Data for this task:
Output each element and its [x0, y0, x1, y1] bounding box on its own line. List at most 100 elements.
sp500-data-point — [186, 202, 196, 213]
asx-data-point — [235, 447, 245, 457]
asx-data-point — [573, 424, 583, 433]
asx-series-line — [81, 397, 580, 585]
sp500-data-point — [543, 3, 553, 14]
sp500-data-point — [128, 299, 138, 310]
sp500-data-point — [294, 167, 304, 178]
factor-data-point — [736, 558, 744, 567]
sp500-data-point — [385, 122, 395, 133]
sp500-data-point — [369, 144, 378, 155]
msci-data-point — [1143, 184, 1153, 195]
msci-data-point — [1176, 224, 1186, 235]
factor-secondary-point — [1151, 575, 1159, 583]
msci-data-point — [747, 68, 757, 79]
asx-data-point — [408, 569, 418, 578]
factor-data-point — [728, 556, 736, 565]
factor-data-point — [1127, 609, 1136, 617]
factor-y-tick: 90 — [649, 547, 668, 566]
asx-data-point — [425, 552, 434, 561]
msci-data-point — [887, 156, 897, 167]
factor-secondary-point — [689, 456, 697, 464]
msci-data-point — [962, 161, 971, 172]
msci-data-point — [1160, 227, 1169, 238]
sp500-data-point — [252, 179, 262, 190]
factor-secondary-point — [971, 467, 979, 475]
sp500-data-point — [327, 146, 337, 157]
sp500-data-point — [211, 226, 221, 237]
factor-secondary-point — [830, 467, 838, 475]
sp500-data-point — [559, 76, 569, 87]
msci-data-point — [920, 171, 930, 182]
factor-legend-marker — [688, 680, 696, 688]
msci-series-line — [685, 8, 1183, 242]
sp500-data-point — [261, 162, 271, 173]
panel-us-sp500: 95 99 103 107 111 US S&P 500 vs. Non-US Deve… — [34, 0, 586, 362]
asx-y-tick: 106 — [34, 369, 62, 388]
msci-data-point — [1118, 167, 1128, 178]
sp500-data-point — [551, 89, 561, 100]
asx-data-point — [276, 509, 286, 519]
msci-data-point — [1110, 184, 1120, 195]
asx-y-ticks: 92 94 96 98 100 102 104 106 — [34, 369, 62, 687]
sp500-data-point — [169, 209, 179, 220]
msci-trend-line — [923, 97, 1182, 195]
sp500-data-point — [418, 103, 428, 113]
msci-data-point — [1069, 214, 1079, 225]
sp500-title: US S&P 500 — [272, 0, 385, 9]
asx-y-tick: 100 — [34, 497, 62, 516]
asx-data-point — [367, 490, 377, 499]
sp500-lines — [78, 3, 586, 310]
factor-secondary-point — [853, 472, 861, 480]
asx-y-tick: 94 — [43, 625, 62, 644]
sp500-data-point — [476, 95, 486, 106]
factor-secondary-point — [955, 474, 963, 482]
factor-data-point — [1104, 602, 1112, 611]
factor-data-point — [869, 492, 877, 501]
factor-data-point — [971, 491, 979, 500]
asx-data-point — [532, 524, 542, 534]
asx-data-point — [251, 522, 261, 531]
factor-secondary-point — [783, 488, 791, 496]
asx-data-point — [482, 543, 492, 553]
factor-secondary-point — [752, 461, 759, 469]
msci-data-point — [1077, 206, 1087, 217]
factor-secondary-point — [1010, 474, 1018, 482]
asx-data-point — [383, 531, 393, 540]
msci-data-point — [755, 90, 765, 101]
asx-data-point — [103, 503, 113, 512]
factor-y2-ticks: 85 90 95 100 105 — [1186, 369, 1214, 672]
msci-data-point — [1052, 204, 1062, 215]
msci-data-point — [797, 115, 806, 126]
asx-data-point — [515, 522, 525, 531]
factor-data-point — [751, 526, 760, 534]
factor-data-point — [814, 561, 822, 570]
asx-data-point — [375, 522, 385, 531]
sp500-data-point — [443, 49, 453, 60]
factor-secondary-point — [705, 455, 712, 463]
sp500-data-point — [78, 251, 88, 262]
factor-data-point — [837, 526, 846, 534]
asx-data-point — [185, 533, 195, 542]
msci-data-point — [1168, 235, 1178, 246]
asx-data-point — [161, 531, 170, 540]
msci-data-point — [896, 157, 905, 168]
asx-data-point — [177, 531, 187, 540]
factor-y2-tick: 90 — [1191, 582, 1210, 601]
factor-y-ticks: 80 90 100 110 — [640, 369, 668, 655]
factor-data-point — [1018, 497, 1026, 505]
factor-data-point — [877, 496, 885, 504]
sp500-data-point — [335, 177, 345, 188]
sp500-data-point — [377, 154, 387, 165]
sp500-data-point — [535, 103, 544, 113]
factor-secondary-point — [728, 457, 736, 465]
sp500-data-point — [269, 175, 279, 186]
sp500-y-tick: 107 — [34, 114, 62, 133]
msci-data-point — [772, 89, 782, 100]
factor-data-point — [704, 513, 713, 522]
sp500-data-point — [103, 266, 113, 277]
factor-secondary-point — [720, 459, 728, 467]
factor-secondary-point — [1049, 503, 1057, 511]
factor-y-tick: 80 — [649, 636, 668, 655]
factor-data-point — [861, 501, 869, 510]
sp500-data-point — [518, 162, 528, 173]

The exercise:
Rename "sp500-data-point" to "sp500-marker" in the lines starting at the beginning of the records and ending at the line containing "factor-y-tick: 90 — [649, 547, 668, 566]", both included. Give back only those lines, with everything else unchanged.

Solved exercise:
Output each element and its [x0, y0, x1, y1] bounding box on its own line. List at most 100 elements.
sp500-marker — [186, 202, 196, 213]
asx-data-point — [235, 447, 245, 457]
asx-data-point — [573, 424, 583, 433]
asx-series-line — [81, 397, 580, 585]
sp500-marker — [543, 3, 553, 14]
sp500-marker — [128, 299, 138, 310]
sp500-marker — [294, 167, 304, 178]
factor-data-point — [736, 558, 744, 567]
sp500-marker — [385, 122, 395, 133]
sp500-marker — [369, 144, 378, 155]
msci-data-point — [1143, 184, 1153, 195]
msci-data-point — [1176, 224, 1186, 235]
factor-secondary-point — [1151, 575, 1159, 583]
msci-data-point — [747, 68, 757, 79]
asx-data-point — [408, 569, 418, 578]
factor-data-point — [728, 556, 736, 565]
factor-data-point — [1127, 609, 1136, 617]
factor-y-tick: 90 — [649, 547, 668, 566]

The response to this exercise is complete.